| Given instruction |
It is required that all of the data be written out exactly.
☆ ☆ ☆ ☆ ☆
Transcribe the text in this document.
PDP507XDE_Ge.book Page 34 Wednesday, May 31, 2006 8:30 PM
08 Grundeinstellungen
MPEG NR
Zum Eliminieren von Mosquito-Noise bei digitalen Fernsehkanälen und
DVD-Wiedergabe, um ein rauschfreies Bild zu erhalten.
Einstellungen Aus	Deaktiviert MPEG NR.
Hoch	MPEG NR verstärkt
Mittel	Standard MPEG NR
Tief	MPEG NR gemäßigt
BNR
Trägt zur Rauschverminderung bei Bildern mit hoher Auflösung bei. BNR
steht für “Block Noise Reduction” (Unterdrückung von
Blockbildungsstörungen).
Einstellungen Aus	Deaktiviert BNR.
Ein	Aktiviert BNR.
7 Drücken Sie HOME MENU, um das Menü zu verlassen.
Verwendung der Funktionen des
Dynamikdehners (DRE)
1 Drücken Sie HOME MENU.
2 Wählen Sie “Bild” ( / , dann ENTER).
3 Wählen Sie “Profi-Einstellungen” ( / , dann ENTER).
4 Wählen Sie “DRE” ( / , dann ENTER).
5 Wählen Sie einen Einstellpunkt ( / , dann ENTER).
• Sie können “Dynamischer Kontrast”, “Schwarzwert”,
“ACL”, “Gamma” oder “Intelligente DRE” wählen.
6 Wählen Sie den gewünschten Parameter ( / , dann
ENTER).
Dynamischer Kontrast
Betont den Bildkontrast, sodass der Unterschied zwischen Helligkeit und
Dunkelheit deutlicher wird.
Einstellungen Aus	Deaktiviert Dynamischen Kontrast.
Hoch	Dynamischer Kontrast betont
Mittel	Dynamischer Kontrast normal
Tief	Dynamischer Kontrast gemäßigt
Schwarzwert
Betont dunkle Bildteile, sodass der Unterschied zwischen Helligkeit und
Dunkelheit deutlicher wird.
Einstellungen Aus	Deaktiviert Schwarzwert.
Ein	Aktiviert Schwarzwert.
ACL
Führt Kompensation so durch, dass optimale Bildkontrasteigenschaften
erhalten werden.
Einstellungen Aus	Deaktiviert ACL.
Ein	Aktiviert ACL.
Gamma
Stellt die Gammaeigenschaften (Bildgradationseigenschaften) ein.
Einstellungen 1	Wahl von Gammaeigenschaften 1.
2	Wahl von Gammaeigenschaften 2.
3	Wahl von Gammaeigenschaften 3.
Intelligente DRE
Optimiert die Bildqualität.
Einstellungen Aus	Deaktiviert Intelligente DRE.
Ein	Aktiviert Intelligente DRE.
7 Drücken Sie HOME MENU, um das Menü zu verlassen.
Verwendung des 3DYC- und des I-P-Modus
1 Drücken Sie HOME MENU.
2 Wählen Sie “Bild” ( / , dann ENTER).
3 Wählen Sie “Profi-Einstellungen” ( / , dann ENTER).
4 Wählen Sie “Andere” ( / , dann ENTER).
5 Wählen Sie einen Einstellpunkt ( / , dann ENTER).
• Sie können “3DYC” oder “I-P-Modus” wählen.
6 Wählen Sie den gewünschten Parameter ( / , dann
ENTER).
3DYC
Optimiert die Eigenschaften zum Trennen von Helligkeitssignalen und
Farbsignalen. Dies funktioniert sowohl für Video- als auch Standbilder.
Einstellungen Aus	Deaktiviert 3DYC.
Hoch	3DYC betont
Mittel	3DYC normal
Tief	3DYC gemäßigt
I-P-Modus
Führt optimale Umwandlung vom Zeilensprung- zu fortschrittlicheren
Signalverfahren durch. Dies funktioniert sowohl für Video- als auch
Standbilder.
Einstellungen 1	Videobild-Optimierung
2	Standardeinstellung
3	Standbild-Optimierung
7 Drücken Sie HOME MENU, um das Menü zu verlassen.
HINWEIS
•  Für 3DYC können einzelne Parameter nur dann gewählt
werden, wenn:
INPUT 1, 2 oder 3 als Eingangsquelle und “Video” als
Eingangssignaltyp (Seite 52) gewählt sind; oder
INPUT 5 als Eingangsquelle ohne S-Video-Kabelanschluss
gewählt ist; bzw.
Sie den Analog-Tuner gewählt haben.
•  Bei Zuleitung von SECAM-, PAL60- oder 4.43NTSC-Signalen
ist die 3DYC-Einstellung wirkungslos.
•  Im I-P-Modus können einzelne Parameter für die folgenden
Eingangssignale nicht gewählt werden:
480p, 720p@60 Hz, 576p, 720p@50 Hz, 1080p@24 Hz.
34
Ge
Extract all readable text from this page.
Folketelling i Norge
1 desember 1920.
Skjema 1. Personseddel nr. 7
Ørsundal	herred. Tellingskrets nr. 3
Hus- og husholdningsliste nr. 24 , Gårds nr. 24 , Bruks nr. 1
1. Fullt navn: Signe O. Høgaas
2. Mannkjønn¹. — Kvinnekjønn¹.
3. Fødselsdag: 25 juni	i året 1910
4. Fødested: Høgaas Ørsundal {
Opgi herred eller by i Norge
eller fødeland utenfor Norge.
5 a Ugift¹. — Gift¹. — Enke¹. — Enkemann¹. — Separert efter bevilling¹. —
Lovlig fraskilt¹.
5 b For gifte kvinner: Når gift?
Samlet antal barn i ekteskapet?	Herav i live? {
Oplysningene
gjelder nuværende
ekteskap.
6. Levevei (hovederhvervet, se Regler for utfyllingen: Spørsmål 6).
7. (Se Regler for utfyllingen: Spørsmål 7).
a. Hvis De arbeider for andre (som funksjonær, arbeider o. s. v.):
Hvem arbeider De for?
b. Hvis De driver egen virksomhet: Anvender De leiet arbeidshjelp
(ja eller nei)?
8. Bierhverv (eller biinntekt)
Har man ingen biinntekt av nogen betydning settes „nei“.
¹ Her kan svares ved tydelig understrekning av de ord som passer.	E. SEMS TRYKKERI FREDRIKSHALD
☆ ☆ ☆ ☆ ☆
| Final result |
Transcribe the text in this document.
PDP507XDE_Ge.book Page 34 Wednesday, May 31, 2006 8:30 PM
08 Grundeinstellungen
MPEG NR
Zum Eliminieren von Mosquito-Noise bei digitalen Fernsehkanälen und
DVD-Wiedergabe, um ein rauschfreies Bild zu erhalten.
Einstellungen Aus	Deaktiviert MPEG NR.
Hoch	MPEG NR verstärkt
Mittel	Standard MPEG NR
Tief	MPEG NR gemäßigt
BNR
Trägt zur Rauschverminderung bei Bildern mit hoher Auflösung bei. BNR
steht für “Block Noise Reduction” (Unterdrückung von
Blockbildungsstörungen).
Einstellungen Aus	Deaktiviert BNR.
Ein	Aktiviert BNR.
7 Drücken Sie HOME MENU, um das Menü zu verlassen.
Verwendung der Funktionen des
Dynamikdehners (DRE)
1 Drücken Sie HOME MENU.
2 Wählen Sie “Bild” ( / , dann ENTER).
3 Wählen Sie “Profi-Einstellungen” ( / , dann ENTER).
4 Wählen Sie “DRE” ( / , dann ENTER).
5 Wählen Sie einen Einstellpunkt ( / , dann ENTER).
• Sie können “Dynamischer Kontrast”, “Schwarzwert”,
“ACL”, “Gamma” oder “Intelligente DRE” wählen.
6 Wählen Sie den gewünschten Parameter ( / , dann
ENTER).
Dynamischer Kontrast
Betont den Bildkontrast, sodass der Unterschied zwischen Helligkeit und
Dunkelheit deutlicher wird.
Einstellungen Aus	Deaktiviert Dynamischen Kontrast.
Hoch	Dynamischer Kontrast betont
Mittel	Dynamischer Kontrast normal
Tief	Dynamischer Kontrast gemäßigt
Schwarzwert
Betont dunkle Bildteile, sodass der Unterschied zwischen Helligkeit und
Dunkelheit deutlicher wird.
Einstellungen Aus	Deaktiviert Schwarzwert.
Ein	Aktiviert Schwarzwert.
ACL
Führt Kompensation so durch, dass optimale Bildkontrasteigenschaften
erhalten werden.
Einstellungen Aus	Deaktiviert ACL.
Ein	Aktiviert ACL.
Gamma
Stellt die Gammaeigenschaften (Bildgradationseigenschaften) ein.
Einstellungen 1	Wahl von Gammaeigenschaften 1.
2	Wahl von Gammaeigenschaften 2.
3	Wahl von Gammaeigenschaften 3.
Intelligente DRE
Optimiert die Bildqualität.
Einstellungen Aus	Deaktiviert Intelligente DRE.
Ein	Aktiviert Intelligente DRE.
7 Drücken Sie HOME MENU, um das Menü zu verlassen.
Verwendung des 3DYC- und des I-P-Modus
1 Drücken Sie HOME MENU.
2 Wählen Sie “Bild” ( / , dann ENTER).
3 Wählen Sie “Profi-Einstellungen” ( / , dann ENTER).
4 Wählen Sie “Andere” ( / , dann ENTER).
5 Wählen Sie einen Einstellpunkt ( / , dann ENTER).
• Sie können “3DYC” oder “I-P-Modus” wählen.
6 Wählen Sie den gewünschten Parameter ( / , dann
ENTER).
3DYC
Optimiert die Eigenschaften zum Trennen von Helligkeitssignalen und
Farbsignalen. Dies funktioniert sowohl für Video- als auch Standbilder.
Einstellungen Aus	Deaktiviert 3DYC.
Hoch	3DYC betont
Mittel	3DYC normal
Tief	3DYC gemäßigt
I-P-Modus
Führt optimale Umwandlung vom Zeilensprung- zu fortschrittlicheren
Signalverfahren durch. Dies funktioniert sowohl für Video- als auch
Standbilder.
Einstellungen 1	Videobild-Optimierung
2	Standardeinstellung
3	Standbild-Optimierung
7 Drücken Sie HOME MENU, um das Menü zu verlassen.
HINWEIS
•  Für 3DYC können einzelne Parameter nur dann gewählt
werden, wenn:
INPUT 1, 2 oder 3 als Eingangsquelle und “Video” als
Eingangssignaltyp (Seite 52) gewählt sind; oder
INPUT 5 als Eingangsquelle ohne S-Video-Kabelanschluss
gewählt ist; bzw.
Sie den Analog-Tuner gewählt haben.
•  Bei Zuleitung von SECAM-, PAL60- oder 4.43NTSC-Signalen
ist die 3DYC-Einstellung wirkungslos.
•  Im I-P-Modus können einzelne Parameter für die folgenden
Eingangssignale nicht gewählt werden:
480p, 720p@60 Hz, 576p, 720p@50 Hz, 1080p@24 Hz.
34
Ge
Extract all readable text from this page.
Folketelling i Norge
1 desember 1920.
Skjema 1. Personseddel nr. 7
Ørsundal	herred. Tellingskrets nr. 3
Hus- og husholdningsliste nr. 24 , Gårds nr. 24 , Bruks nr. 1
1. Fullt navn: Signe O. Høgaas
2. Mannkjønn¹. — Kvinnekjønn¹.
3. Fødselsdag: 25 juni	i året 1910
4. Fødested: Høgaas Ørsundal {
Opgi herred eller by i Norge
eller fødeland utenfor Norge.
5 a Ugift¹. — Gift¹. — Enke¹. — Enkemann¹. — Separert efter bevilling¹. —
Lovlig fraskilt¹.
5 b For gifte kvinner: Når gift?
Samlet antal barn i ekteskapet?	Herav i live? {
Oplysningene
gjelder nuværende
ekteskap.
6. Levevei (hovederhvervet, se Regler for utfyllingen: Spørsmål 6).
7. (Se Regler for utfyllingen: Spørsmål 7).
a. Hvis De arbeider for andre (som funksjonær, arbeider o. s. v.):
Hvem arbeider De for?
b. Hvis De driver egen virksomhet: Anvender De leiet arbeidshjelp
(ja eller nei)?
8. Bierhverv (eller biinntekt)
Har man ingen biinntekt av nogen betydning settes „nei“.
¹ Her kan svares ved tydelig understrekning av de ord som passer.	E. SEMS TRYKKERI FREDRIKSHALD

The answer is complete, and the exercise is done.